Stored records
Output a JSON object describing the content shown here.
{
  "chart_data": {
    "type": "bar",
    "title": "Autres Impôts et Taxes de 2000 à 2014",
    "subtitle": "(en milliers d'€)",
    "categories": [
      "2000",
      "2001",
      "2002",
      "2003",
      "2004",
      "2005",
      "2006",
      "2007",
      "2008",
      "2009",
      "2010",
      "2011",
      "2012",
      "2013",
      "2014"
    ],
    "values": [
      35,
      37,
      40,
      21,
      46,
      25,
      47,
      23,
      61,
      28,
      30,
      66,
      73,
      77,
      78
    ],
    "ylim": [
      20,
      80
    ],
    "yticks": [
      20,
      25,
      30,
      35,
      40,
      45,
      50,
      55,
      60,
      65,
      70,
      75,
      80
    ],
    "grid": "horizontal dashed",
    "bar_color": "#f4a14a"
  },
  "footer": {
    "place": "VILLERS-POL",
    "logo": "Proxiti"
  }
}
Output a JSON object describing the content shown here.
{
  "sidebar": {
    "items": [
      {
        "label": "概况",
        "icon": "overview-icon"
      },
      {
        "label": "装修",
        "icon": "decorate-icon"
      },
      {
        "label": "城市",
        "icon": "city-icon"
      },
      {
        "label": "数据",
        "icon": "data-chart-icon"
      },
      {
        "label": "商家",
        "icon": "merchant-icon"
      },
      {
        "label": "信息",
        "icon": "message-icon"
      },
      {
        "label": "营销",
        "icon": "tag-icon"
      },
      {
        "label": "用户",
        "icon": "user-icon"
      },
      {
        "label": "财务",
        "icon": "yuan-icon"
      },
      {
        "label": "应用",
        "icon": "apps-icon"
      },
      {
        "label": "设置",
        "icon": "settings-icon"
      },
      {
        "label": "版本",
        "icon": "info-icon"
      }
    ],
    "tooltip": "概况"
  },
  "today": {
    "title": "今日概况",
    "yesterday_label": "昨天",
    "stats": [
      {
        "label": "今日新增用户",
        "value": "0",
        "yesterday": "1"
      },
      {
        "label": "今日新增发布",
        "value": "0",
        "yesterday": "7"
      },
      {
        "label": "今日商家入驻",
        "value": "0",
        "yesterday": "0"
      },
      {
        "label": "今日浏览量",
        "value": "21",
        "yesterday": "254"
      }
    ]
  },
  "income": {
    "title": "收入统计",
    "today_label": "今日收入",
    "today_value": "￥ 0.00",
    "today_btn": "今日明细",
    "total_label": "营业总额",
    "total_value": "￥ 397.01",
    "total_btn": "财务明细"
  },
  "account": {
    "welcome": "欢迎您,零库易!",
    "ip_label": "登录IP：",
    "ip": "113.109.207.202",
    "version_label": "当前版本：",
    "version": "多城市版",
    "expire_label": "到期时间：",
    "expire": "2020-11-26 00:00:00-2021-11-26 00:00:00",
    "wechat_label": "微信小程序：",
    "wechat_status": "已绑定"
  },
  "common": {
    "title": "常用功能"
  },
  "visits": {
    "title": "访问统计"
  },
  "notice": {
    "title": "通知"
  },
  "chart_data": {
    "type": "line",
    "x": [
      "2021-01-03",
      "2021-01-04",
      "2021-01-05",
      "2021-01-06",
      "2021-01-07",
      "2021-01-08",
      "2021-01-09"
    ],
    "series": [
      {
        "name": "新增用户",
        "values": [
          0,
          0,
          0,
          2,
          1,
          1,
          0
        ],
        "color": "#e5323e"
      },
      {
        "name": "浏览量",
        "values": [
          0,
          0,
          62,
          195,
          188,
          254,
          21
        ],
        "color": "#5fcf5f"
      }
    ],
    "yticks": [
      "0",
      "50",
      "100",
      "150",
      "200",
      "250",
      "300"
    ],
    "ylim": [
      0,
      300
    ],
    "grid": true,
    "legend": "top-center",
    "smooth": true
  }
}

- What this task involves
Every entry must be quoted exactly as it appears above.

- Output for this task
Output a JSON object describing the content shown here.
{
  "chart_data": {
    "type": "bar",
    "title": "Autres Impôts et Taxes de 2000 à 2014",
    "subtitle": "(en milliers d'€)",
    "categories": [
      "2000",
      "2001",
      "2002",
      "2003",
      "2004",
      "2005",
      "2006",
      "2007",
      "2008",
      "2009",
      "2010",
      "2011",
      "2012",
      "2013",
      "2014"
    ],
    "values": [
      35,
      37,
      40,
      21,
      46,
      25,
      47,
      23,
      61,
      28,
      30,
      66,
      73,
      77,
      78
    ],
    "ylim": [
      20,
      80
    ],
    "yticks": [
      20,
      25,
      30,
      35,
      40,
      45,
      50,
      55,
      60,
      65,
      70,
      75,
      80
    ],
    "grid": "horizontal dashed",
    "bar_color": "#f4a14a"
  },
  "footer": {
    "place": "VILLERS-POL",
    "logo": "Proxiti"
  }
}
Output a JSON object describing the content shown here.
{
  "sidebar": {
    "items": [
      {
        "label": "概况",
        "icon": "overview-icon"
      },
      {
        "label": "装修",
        "icon": "decorate-icon"
      },
      {
        "label": "城市",
        "icon": "city-icon"
      },
      {
        "label": "数据",
        "icon": "data-chart-icon"
      },
      {
        "label": "商家",
        "icon": "merchant-icon"
      },
      {
        "label": "信息",
        "icon": "message-icon"
      },
      {
        "label": "营销",
        "icon": "tag-icon"
      },
      {
        "label": "用户",
        "icon": "user-icon"
      },
      {
        "label": "财务",
        "icon": "yuan-icon"
      },
      {
        "label": "应用",
        "icon": "apps-icon"
      },
      {
        "label": "设置",
        "icon": "settings-icon"
      },
      {
        "label": "版本",
        "icon": "info-icon"
      }
    ],
    "tooltip": "概况"
  },
  "today": {
    "title": "今日概况",
    "yesterday_label": "昨天",
    "stats": [
      {
        "label": "今日新增用户",
        "value": "0",
        "yesterday": "1"
      },
      {
        "label": "今日新增发布",
        "value": "0",
        "yesterday": "7"
      },
      {
        "label": "今日商家入驻",
        "value": "0",
        "yesterday": "0"
      },
      {
        "label": "今日浏览量",
        "value": "21",
        "yesterday": "254"
      }
    ]
  },
  "income": {
    "title": "收入统计",
    "today_label": "今日收入",
    "today_value": "￥ 0.00",
    "today_btn": "今日明细",
    "total_label": "营业总额",
    "total_value": "￥ 397.01",
    "total_btn": "财务明细"
  },
  "account": {
    "welcome": "欢迎您,零库易!",
    "ip_label": "登录IP：",
    "ip": "113.109.207.202",
    "version_label": "当前版本：",
    "version": "多城市版",
    "expire_label": "到期时间：",
    "expire": "2020-11-26 00:00:00-2021-11-26 00:00:00",
    "wechat_label": "微信小程序：",
    "wechat_status": "已绑定"
  },
  "common": {
    "title": "常用功能"
  },
  "visits": {
    "title": "访问统计"
  },
  "notice": {
    "title": "通知"
  },
  "chart_data": {
    "type": "line",
    "x": [
      "2021-01-03",
      "2021-01-04",
      "2021-01-05",
      "2021-01-06",
      "2021-01-07",
      "2021-01-08",
      "2021-01-09"
    ],
    "series": [
      {
        "name": "新增用户",
        "values": [
          0,
          0,
          0,
          2,
          1,
          1,
          0
        ],
        "color": "#e5323e"
      },
      {
        "name": "浏览量",
        "values": [
          0,
          0,
          62,
          195,
          188,
          254,
          21
        ],
        "color": "#5fcf5f"
      }
    ],
    "yticks": [
      "0",
      "50",
      "100",
      "150",
      "200",
      "250",
      "300"
    ],
    "ylim": [
      0,
      300
    ],
    "grid": true,
    "legend": "top-center",
    "smooth": true
  }
}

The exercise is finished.